Output the entries below exactly as written, omitting pictures.
· · · ·
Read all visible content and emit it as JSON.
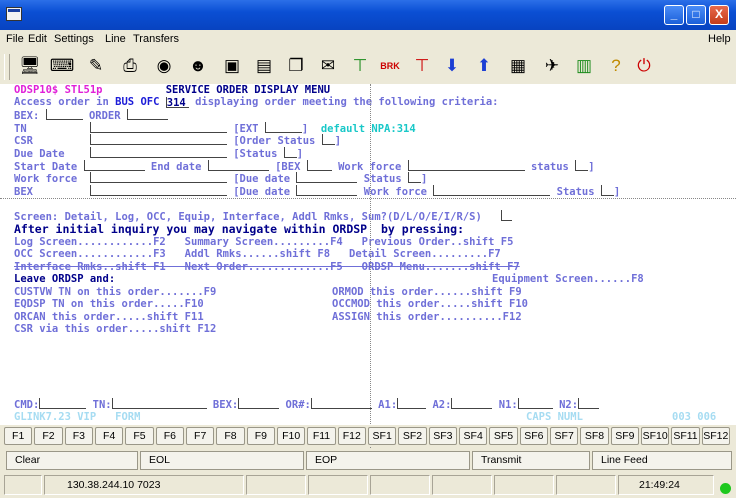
{
  "window": {
    "title": "",
    "minimize": "_",
    "maximize": "□",
    "close": "X"
  },
  "menu": {
    "file": "File",
    "edit": "Edit",
    "settings": "Settings",
    "line": "Line",
    "transfers": "Transfers",
    "help": "Help"
  },
  "screen": {
    "header_id": "ODSP10$ STL51p",
    "header_title": "SERVICE ORDER DISPLAY MENU",
    "access_pre": "Access order in ",
    "bus_ofc_label": "BUS OFC",
    "bus_ofc_value": "314",
    "access_post": " displaying order meeting the following criteria:",
    "bex_label": "BEX:",
    "order_label": "ORDER",
    "tn_label": "TN",
    "ext_label": "[EXT",
    "ext_close": "]",
    "default_label": "default",
    "npa_label": "NPA:",
    "npa_value": "314",
    "csr_label": "CSR",
    "order_status_label": "[Order Status",
    "due_date_label": "Due Date",
    "status_label": "[Status",
    "start_date_label": "Start Date",
    "end_date_label": "End date",
    "bex2_label": "[BEX",
    "work_force_label": "Work force",
    "status_lc_label": "status",
    "work_force2_label": "Work force",
    "due_date2_label": "[Due date",
    "status2_label": "Status",
    "bex3_label": "BEX",
    "due_date3_label": "[Due date",
    "work_force3_label": "Work force",
    "status3_label": "Status",
    "screen_line": "Screen: Detail, Log, OCC, Equip, Interface, Addl Rmks, Sum?(D/L/O/E/I/R/S)",
    "nav_line": "After initial inquiry you may navigate within ORDSP  by pressing:",
    "r1": "Log Screen............F2   Summary Screen.........F4   Previous Order..shift F5",
    "r2": "OCC Screen............F3   Addl Rmks......shift F8   Detail Screen.........F7",
    "r3": "Interface Rmks..shift F1   Next Order.............F5   ORDSP Menu.......shift F7",
    "leave_line": "Leave ORDSP and:",
    "equip_line": "Equipment Screen......F8",
    "l1a": "CUSTVW TN on this order.......F9",
    "l1b": "ORMOD this order......shift F9",
    "l2a": "EQDSP TN on this order.....F10",
    "l2b": "OCCMOD this order.....shift F10",
    "l3a": "ORCAN this order.....shift F11",
    "l3b": "ASSIGN this order..........F12",
    "l4a": "CSR via this order.....shift F12",
    "cmd_label": "CMD:",
    "tn2_label": "TN:",
    "bex4_label": "BEX:",
    "or_label": "OR#:",
    "a1_label": "A1:",
    "a2_label": "A2:",
    "n1_label": "N1:",
    "n2_label": "N2:",
    "oia_left": "GLINK7.23 VIP   FORM",
    "oia_mid": "CAPS NUML",
    "oia_right": "003 006"
  },
  "fkeys": [
    "F1",
    "F2",
    "F3",
    "F4",
    "F5",
    "F6",
    "F7",
    "F8",
    "F9",
    "F10",
    "F11",
    "F12",
    "SF1",
    "SF2",
    "SF3",
    "SF4",
    "SF5",
    "SF6",
    "SF7",
    "SF8",
    "SF9",
    "SF10",
    "SF11",
    "SF12"
  ],
  "actions": {
    "clear": "Clear",
    "eol": "EOL",
    "eop": "EOP",
    "transmit": "Transmit",
    "line_feed": "Line Feed"
  },
  "status": {
    "host": "130.38.244.10 7023",
    "time": "21:49:24"
  },
  "icons": [
    "screen-icon",
    "keyboard-icon",
    "wand-icon",
    "printer-icon",
    "camera-icon",
    "agent-icon",
    "window-icon",
    "notes-icon",
    "copy-icon",
    "stamp-icon",
    "antenna-icon",
    "break-icon",
    "send-icon",
    "down-arrow-icon",
    "up-arrow-icon",
    "calendar-icon",
    "satellite-icon",
    "keypad-icon",
    "help-icon",
    "exit-icon"
  ]
}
· · · ·
▶ **ANSWER TO THIS EXERCISE**:
Read all visible content and emit it as JSON.
{
  "window": {
    "title": "",
    "minimize": "_",
    "maximize": "□",
    "close": "X"
  },
  "menu": {
    "file": "File",
    "edit": "Edit",
    "settings": "Settings",
    "line": "Line",
    "transfers": "Transfers",
    "help": "Help"
  },
  "screen": {
    "header_id": "ODSP10$ STL51p",
    "header_title": "SERVICE ORDER DISPLAY MENU",
    "access_pre": "Access order in ",
    "bus_ofc_label": "BUS OFC",
    "bus_ofc_value": "314",
    "access_post": " displaying order meeting the following criteria:",
    "bex_label": "BEX:",
    "order_label": "ORDER",
    "tn_label": "TN",
    "ext_label": "[EXT",
    "ext_close": "]",
    "default_label": "default",
    "npa_label": "NPA:",
    "npa_value": "314",
    "csr_label": "CSR",
    "order_status_label": "[Order Status",
    "due_date_label": "Due Date",
    "status_label": "[Status",
    "start_date_label": "Start Date",
    "end_date_label": "End date",
    "bex2_label": "[BEX",
    "work_force_label": "Work force",
    "status_lc_label": "status",
    "work_force2_label": "Work force",
    "due_date2_label": "[Due date",
    "status2_label": "Status",
    "bex3_label": "BEX",
    "due_date3_label": "[Due date",
    "work_force3_label": "Work force",
    "status3_label": "Status",
    "screen_line": "Screen: Detail, Log, OCC, Equip, Interface, Addl Rmks, Sum?(D/L/O/E/I/R/S)",
    "nav_line": "After initial inquiry you may navigate within ORDSP  by pressing:",
    "r1": "Log Screen............F2   Summary Screen.........F4   Previous Order..shift F5",
    "r2": "OCC Screen............F3   Addl Rmks......shift F8   Detail Screen.........F7",
    "r3": "Interface Rmks..shift F1   Next Order.............F5   ORDSP Menu.......shift F7",
    "leave_line": "Leave ORDSP and:",
    "equip_line": "Equipment Screen......F8",
    "l1a": "CUSTVW TN on this order.......F9",
    "l1b": "ORMOD this order......shift F9",
    "l2a": "EQDSP TN on this order.....F10",
    "l2b": "OCCMOD this order.....shift F10",
    "l3a": "ORCAN this order.....shift F11",
    "l3b": "ASSIGN this order..........F12",
    "l4a": "CSR via this order.....shift F12",
    "cmd_label": "CMD:",
    "tn2_label": "TN:",
    "bex4_label": "BEX:",
    "or_label": "OR#:",
    "a1_label": "A1:",
    "a2_label": "A2:",
    "n1_label": "N1:",
    "n2_label": "N2:",
    "oia_left": "GLINK7.23 VIP   FORM",
    "oia_mid": "CAPS NUML",
    "oia_right": "003 006"
  },
  "fkeys": [
    "F1",
    "F2",
    "F3",
    "F4",
    "F5",
    "F6",
    "F7",
    "F8",
    "F9",
    "F10",
    "F11",
    "F12",
    "SF1",
    "SF2",
    "SF3",
    "SF4",
    "SF5",
    "SF6",
    "SF7",
    "SF8",
    "SF9",
    "SF10",
    "SF11",
    "SF12"
  ],
  "actions": {
    "clear": "Clear",
    "eol": "EOL",
    "eop": "EOP",
    "transmit": "Transmit",
    "line_feed": "Line Feed"
  },
  "status": {
    "host": "130.38.244.10 7023",
    "time": "21:49:24"
  },
  "icons": [
    "screen-icon",
    "keyboard-icon",
    "wand-icon",
    "printer-icon",
    "camera-icon",
    "agent-icon",
    "window-icon",
    "notes-icon",
    "copy-icon",
    "stamp-icon",
    "antenna-icon",
    "break-icon",
    "send-icon",
    "down-arrow-icon",
    "up-arrow-icon",
    "calendar-icon",
    "satellite-icon",
    "keypad-icon",
    "help-icon",
    "exit-icon"
  ]
}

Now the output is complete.